Given request a:
In the weekly salon, who is the commercial finance manager who says she is leaving because of News Corp's coverage of the fires?

Passage to read:

◆ ◆ ◆ ◆ ◆

Weekly salon 12/1

1. Tingle drops the ‘f’ bomb

Yes she did. She commented on Twitter that ABC journo’s had been doing a good job in their coverage of the fires. Someone called YeaNah @YeaNah10 suggested that such a comment lacked balance.

Laura Tingle responded by telling the commenter to “go f**k yourself”, except she spelt it out.

Corrine Barraclough in Luvvie Laura and the(ir) ABC’s problem with abusive behaviour says you can’t do that. Abuse is abuse.

However, swearing is also shorthand way of expressing disgust and disapproval. Moreover, YeaNah is suggesting that ‘balance’ be privileged over the truth. Is Tingle unable to express the truth because she is working for the ABC, so she must demonstrate ‘balance’ at the expense of truth?

Here’s Ed Jenkins on the performance of the conservative media on the bushfires:


In this crisis, the conservative media have defended Morrison against the most benign attacks even as the death toll climbed and the fury mounted; they have dismissed experts with decades of in-field experience as “activists”; they’ve spread thoroughly debunked theories about these fires being caused by environmentalists’ opposition to preventative land clearing; even bushfire victims themselves were branded as “feral” when they had the temerity to heckle the PM during a photo opportunity in their fire-ravaged town of Cobargo. Possibly most telling of all, Craig Kelly, a member of Morrison’s government, went on UK television to deny any link between the fires and climate change, where even a wet gollum like Piers Morgan couldn’t let it pass. Back home, pundits on Sky News defended him, saying that they “didn’t know anymore more across the science than [Kelly].”

Jared Richards, who also addressed the Tingle matter, thinks The Outrage Over Tex Perkins’ One-Finger Salute To Scott Morrison Is Nothing But A Distraction.

Then Amanda Meade at the Guardian says the ABC has received overwhelming praise for its ‘vital’ emergency reporting, despite ongoing scorn from Murdoch-owned media.

To Barraclough Katharine Murphy is a far-left journalist, the ABC is guilty of “foul, extremist leftist groupthink” and the Q&A panelists

Here’s the Tingle twitter, and here is the Urban Dictionary on what it means to go the full Tingle:

To tell a climate denier to go fuck themselves. Especially impactful if coming from a respected figure known otherwise for their tact and restraint. After Australian journalist Laura Tingle who created a stir on Twitter by doing just this.

2. ‘Dangerous, misinformation’

Speaking of Newscorp’s coverage, commercial finance manager Emily Townsend said she had been filled with anxiety and disappointment over Newscorp’s coverage, which had impacted her ability to work. So she’s leaving.

Not before an email from her was circulated to staff:

“I have been severely impacted by the coverage of News Corp publications in relation to the fires, in particular the misinformation campaign that has tried to divert attention away from the real issue which is climate change to rather focus on arson (including misrepresenting facts),” she said.

“I find it unconscionable to continue working for this company, knowing I am contributing to the spread of climate change denial and lies. The reporting I have witnessed in The Australian, The Daily Telegraph and Herald Sun is not only irresponsible, but dangerous and damaging to our communities and beautiful planet that needs us more than ever to acknowledge the destruction we have caused and start doing something about it.”

◆ ◆ ◆ ◆ ◆

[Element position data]

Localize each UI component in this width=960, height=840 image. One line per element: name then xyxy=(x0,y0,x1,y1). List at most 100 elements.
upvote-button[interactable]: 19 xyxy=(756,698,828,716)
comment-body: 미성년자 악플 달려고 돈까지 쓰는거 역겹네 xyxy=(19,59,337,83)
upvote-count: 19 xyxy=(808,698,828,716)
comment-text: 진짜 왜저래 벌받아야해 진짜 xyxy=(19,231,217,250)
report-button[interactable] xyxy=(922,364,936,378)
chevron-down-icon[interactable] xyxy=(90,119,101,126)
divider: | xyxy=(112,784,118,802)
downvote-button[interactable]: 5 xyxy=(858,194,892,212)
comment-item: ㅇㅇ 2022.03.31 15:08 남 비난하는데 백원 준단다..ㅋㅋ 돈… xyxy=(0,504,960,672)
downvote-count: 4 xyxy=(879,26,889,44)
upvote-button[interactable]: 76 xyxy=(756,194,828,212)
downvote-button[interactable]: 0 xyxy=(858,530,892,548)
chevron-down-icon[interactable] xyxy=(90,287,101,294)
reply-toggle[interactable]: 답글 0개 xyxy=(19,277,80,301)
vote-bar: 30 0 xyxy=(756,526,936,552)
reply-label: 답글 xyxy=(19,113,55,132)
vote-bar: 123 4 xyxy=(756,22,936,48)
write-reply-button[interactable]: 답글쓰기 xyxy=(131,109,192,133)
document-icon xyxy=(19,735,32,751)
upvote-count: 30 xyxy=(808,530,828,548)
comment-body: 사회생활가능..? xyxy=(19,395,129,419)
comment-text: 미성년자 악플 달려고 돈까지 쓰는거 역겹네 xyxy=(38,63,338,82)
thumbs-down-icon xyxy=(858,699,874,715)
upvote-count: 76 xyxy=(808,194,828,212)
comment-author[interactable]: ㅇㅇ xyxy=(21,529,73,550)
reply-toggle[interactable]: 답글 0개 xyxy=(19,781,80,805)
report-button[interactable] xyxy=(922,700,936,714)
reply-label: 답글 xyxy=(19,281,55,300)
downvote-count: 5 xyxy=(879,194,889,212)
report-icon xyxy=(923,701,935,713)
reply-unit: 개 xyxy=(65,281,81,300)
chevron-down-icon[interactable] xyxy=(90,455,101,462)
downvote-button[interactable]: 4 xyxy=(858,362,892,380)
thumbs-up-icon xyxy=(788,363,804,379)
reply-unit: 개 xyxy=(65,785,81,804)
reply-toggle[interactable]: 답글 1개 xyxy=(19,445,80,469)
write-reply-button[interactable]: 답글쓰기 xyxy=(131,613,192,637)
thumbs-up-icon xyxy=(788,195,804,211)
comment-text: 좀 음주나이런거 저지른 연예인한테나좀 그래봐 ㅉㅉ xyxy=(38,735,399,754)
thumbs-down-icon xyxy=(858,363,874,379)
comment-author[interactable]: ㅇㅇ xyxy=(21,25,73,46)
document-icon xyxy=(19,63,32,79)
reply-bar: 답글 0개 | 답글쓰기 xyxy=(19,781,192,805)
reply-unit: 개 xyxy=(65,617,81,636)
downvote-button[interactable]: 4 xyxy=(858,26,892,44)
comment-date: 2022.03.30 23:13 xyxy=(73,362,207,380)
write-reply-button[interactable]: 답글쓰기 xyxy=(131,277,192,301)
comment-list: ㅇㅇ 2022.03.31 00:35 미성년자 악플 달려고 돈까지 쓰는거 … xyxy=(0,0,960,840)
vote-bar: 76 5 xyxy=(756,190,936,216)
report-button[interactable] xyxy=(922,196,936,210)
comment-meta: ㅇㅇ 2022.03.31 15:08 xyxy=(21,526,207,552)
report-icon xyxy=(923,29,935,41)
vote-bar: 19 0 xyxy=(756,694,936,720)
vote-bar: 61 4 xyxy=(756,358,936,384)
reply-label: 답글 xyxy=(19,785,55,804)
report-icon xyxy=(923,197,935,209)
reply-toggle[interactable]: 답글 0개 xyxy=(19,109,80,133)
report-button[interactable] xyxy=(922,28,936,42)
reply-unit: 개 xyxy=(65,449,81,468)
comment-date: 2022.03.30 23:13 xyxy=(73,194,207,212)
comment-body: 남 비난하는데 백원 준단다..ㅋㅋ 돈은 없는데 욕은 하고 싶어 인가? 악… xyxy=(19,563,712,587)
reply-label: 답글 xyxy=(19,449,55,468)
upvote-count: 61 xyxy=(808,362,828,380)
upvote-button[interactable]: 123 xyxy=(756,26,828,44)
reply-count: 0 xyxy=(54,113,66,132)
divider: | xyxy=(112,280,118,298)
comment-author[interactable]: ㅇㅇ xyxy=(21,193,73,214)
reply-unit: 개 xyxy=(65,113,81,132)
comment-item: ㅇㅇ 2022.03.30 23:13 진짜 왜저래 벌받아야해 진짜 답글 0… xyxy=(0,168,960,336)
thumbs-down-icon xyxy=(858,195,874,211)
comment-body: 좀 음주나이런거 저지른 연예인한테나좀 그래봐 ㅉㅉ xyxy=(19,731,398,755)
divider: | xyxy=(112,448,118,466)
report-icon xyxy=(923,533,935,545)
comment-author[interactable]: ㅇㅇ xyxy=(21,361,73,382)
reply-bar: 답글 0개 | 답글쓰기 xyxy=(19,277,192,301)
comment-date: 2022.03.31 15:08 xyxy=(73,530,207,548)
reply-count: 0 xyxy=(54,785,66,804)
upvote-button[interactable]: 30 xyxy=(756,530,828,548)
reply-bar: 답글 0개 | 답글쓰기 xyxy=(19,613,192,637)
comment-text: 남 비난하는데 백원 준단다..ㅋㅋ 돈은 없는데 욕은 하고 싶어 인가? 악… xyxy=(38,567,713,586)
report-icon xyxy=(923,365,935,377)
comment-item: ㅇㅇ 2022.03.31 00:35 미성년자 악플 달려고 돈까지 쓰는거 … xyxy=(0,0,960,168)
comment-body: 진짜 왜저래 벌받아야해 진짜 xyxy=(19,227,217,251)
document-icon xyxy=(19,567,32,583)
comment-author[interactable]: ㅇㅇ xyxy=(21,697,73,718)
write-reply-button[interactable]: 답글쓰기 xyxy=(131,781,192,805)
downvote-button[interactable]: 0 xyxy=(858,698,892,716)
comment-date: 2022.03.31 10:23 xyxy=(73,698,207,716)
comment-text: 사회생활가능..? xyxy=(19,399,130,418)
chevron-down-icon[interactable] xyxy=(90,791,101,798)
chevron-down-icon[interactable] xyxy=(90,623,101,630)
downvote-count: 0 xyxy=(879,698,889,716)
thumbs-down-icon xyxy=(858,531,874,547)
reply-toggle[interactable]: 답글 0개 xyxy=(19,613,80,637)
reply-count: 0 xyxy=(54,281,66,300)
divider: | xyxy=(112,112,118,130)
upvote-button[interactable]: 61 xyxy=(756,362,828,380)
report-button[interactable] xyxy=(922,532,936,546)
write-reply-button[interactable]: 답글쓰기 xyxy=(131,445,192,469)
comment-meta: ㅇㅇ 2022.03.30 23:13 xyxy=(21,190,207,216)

◆ ◆ ◆ ◆ ◆

Given request b:
List every line of the entries that contains the string "chevron". Case counts.

Written answer a:
Emily Townsend

Written answer b:
chevron-down-icon[interactable] xyxy=(90,119,101,126)
chevron-down-icon[interactable] xyxy=(90,287,101,294)
chevron-down-icon[interactable] xyxy=(90,455,101,462)
chevron-down-icon[interactable] xyxy=(90,791,101,798)
chevron-down-icon[interactable] xyxy=(90,623,101,630)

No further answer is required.